Set down every entry word for word. Omit the pictures.

(Saved data entries)
§
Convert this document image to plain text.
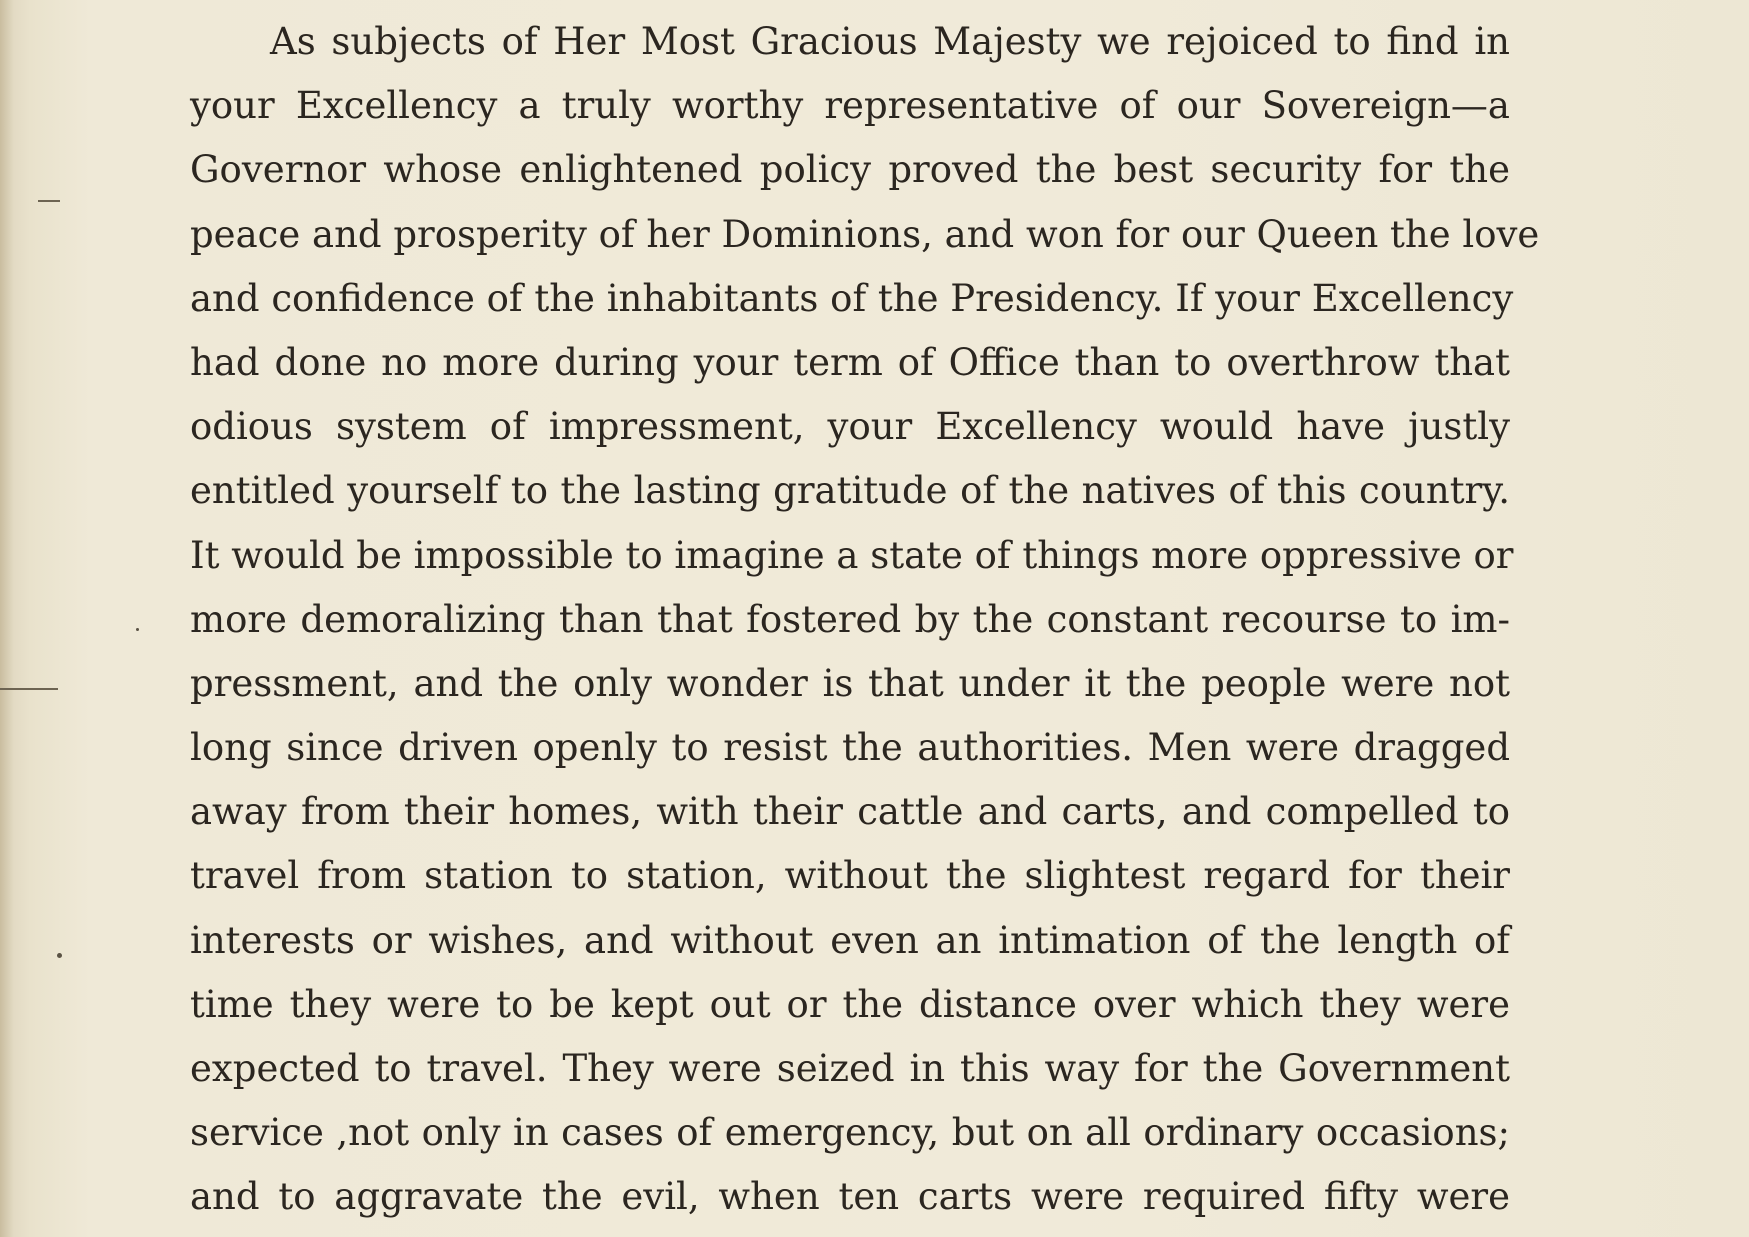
As subjects of Her Most Gracious Majesty we rejoiced to find in
your Excellency a truly worthy representative of our Sovereign—a
Governor whose enlightened policy proved the best security for the
peace and prosperity of her Dominions, and won for our Queen the love
and confidence of the inhabitants of the Presidency. If your Excellency
had done no more during your term of Office than to overthrow that
odious system of impressment, your Excellency would have justly
entitled yourself to the lasting gratitude of the natives of this country.
It would be impossible to imagine a state of things more oppressive or
more demoralizing than that fostered by the constant recourse to im-
pressment, and the only wonder is that under it the people were not
long since driven openly to resist the authorities. Men were dragged
away from their homes, with their cattle and carts, and compelled to
travel from station to station, without the slightest regard for their
interests or wishes, and without even an intimation of the length of
time they were to be kept out or the distance over which they were
expected to travel. They were seized in this way for the Government
service ,not only in cases of emergency, but on all ordinary occasions;
and to aggravate the evil, when ten carts were required fifty were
§
SOLUTION FOR THIS TASK >>
Convert this document image to plain text.
As subjects of Her Most Gracious Majesty we rejoiced to find in
your Excellency a truly worthy representative of our Sovereign—a
Governor whose enlightened policy proved the best security for the
peace and prosperity of her Dominions, and won for our Queen the love
and confidence of the inhabitants of the Presidency. If your Excellency
had done no more during your term of Office than to overthrow that
odious system of impressment, your Excellency would have justly
entitled yourself to the lasting gratitude of the natives of this country.
It would be impossible to imagine a state of things more oppressive or
more demoralizing than that fostered by the constant recourse to im-
pressment, and the only wonder is that under it the people were not
long since driven openly to resist the authorities. Men were dragged
away from their homes, with their cattle and carts, and compelled to
travel from station to station, without the slightest regard for their
interests or wishes, and without even an intimation of the length of
time they were to be kept out or the distance over which they were
expected to travel. They were seized in this way for the Government
service ,not only in cases of emergency, but on all ordinary occasions;
and to aggravate the evil, when ten carts were required fifty were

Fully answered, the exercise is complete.